● Provided information
--------------------------------------------------

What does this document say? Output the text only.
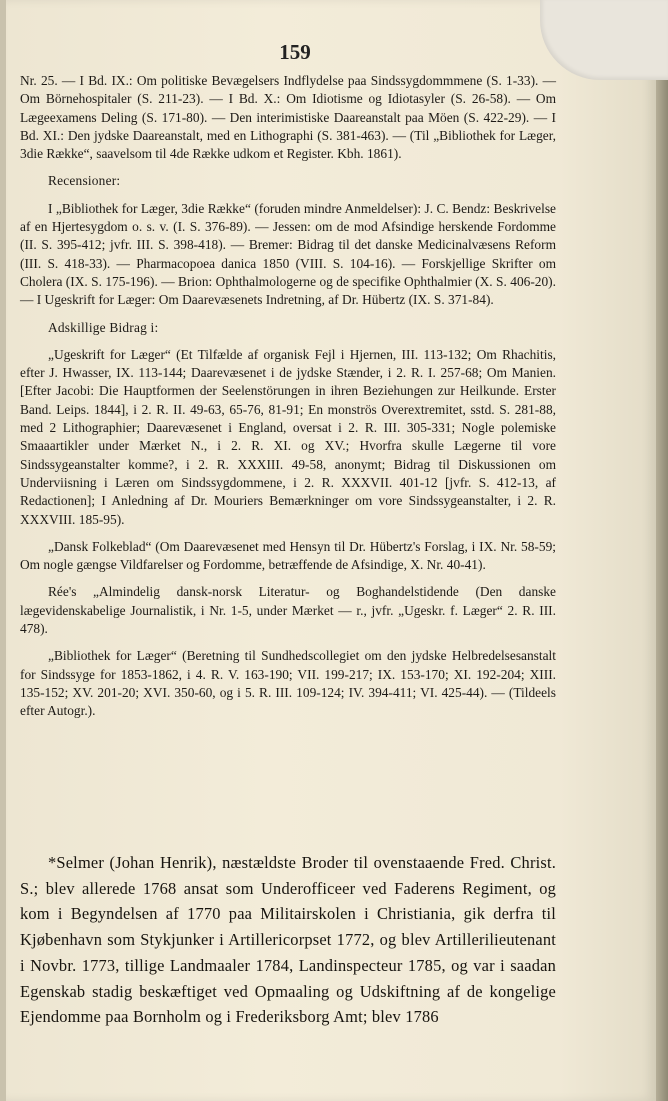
159

Nr. 25. — I Bd. IX.: Om politiske Bevægelsers Indflydelse paa Sindssygdommmene (S. 1-33). — Om Börnehospitaler (S. 211-23). — I Bd. X.: Om Idiotisme og Idiotasyler (S. 26-58). — Om Lægeexamens Deling (S. 171-80). — Den interimistiske Daareanstalt paa Möen (S. 422-29). — I Bd. XI.: Den jydske Daareanstalt, med en Lithographi (S. 381-463). — (Til „Bibliothek for Læger, 3die Række“, saavelsom til 4de Række udkom et Register. Kbh. 1861).

Recensioner:

I „Bibliothek for Læger, 3die Række“ (foruden mindre Anmeldelser): J. C. Bendz: Beskrivelse af en Hjertesygdom o. s. v. (I. S. 376-89). — Jessen: om de mod Afsindige herskende Fordomme (II. S. 395-412; jvfr. III. S. 398-418). — Bremer: Bidrag til det danske Medicinalvæsens Reform (III. S. 418-33). — Pharmacopoea danica 1850 (VIII. S. 104-16). — Forskjellige Skrifter om Cholera (IX. S. 175-196). — Brion: Ophthalmologerne og de specifike Ophthalmier (X. S. 406-20). — I Ugeskrift for Læger: Om Daarevæsenets Indretning, af Dr. Hübertz (IX. S. 371-84).

Adskillige Bidrag i:

„Ugeskrift for Læger“ (Et Tilfælde af organisk Fejl i Hjernen, III. 113-132; Om Rhachitis, efter J. Hwasser, IX. 113-144; Daarevæsenet i de jydske Stænder, i 2. R. I. 257-68; Om Manien. [Efter Jacobi: Die Hauptformen der Seelenstörungen in ihren Beziehungen zur Heilkunde. Erster Band. Leips. 1844], i 2. R. II. 49-63, 65-76, 81-91; En monströs Overextremitet, sstd. S. 281-88, med 2 Lithographier; Daarevæsenet i England, oversat i 2. R. III. 305-331; Nogle polemiske Smaaartikler under Mærket N., i 2. R. XI. og XV.; Hvorfra skulle Lægerne til vore Sindssygeanstalter komme?, i 2. R. XXXIII. 49-58, anonymt; Bidrag til Diskussionen om Underviisning i Læren om Sindssygdommene, i 2. R. XXXVII. 401-12 [jvfr. S. 412-13, af Redactionen]; I Anledning af Dr. Mouriers Bemærkninger om vore Sindssygeanstalter, i 2. R. XXXVIII. 185-95).

„Dansk Folkeblad“ (Om Daarevæsenet med Hensyn til Dr. Hübertz's Forslag, i IX. Nr. 58-59; Om nogle gængse Vildfarelser og Fordomme, betræffende de Afsindige, X. Nr. 40-41).

Rée's „Almindelig dansk-norsk Literatur- og Boghandelstidende (Den danske lægevidenskabelige Journalistik, i Nr. 1-5, under Mærket — r., jvfr. „Ugeskr. f. Læger“ 2. R. III. 478).

„Bibliothek for Læger“ (Beretning til Sundhedscollegiet om den jydske Helbredelsesanstalt for Sindssyge for 1853-1862, i 4. R. V. 163-190; VII. 199-217; IX. 153-170; XI. 192-204; XIII. 135-152; XV. 201-20; XVI. 350-60, og i 5. R. III. 109-124; IV. 394-411; VI. 425-44). — (Tildeels efter Autogr.).

*Selmer (Johan Henrik), næstældste Broder til ovenstaaende Fred. Christ. S.; blev allerede 1768 ansat som Underofficeer ved Faderens Regiment, og kom i Begyndelsen af 1770 paa Militairskolen i Christiania, gik derfra til Kjøbenhavn som Stykjunker i Artillericorpset 1772, og blev Artillerilieutenant i Novbr. 1773, tillige Landmaaler 1784, Landinspecteur 1785, og var i saadan Egenskab stadig beskæftiget ved Opmaaling og Udskiftning af de kongelige Ejendomme paa Bornholm og i Frederiksborg Amt; blev 1786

--------------------------------------------------

Identify the lines of the data that contain the word "Hübertz". Copy each of them.

● Reply to the exercise
I „Bibliothek for Læger, 3die Række“ (foruden mindre Anmeldelser): J. C. Bendz: Beskrivelse af en Hjertesygdom o. s. v. (I. S. 376-89). — Jessen: om de mod Afsindige herskende Fordomme (II. S. 395-412; jvfr. III. S. 398-418). — Bremer: Bidrag til det danske Medicinalvæsens Reform (III. S. 418-33). — Pharmacopoea danica 1850 (VIII. S. 104-16). — Forskjellige Skrifter om Cholera (IX. S. 175-196). — Brion: Ophthalmologerne og de specifike Ophthalmier (X. S. 406-20). — I Ugeskrift for Læger: Om Daarevæsenets Indretning, af Dr. Hübertz (IX. S. 371-84).
„Dansk Folkeblad“ (Om Daarevæsenet med Hensyn til Dr. Hübertz's Forslag, i IX. Nr. 58-59; Om nogle gængse Vildfarelser og Fordomme, betræffende de Afsindige, X. Nr. 40-41).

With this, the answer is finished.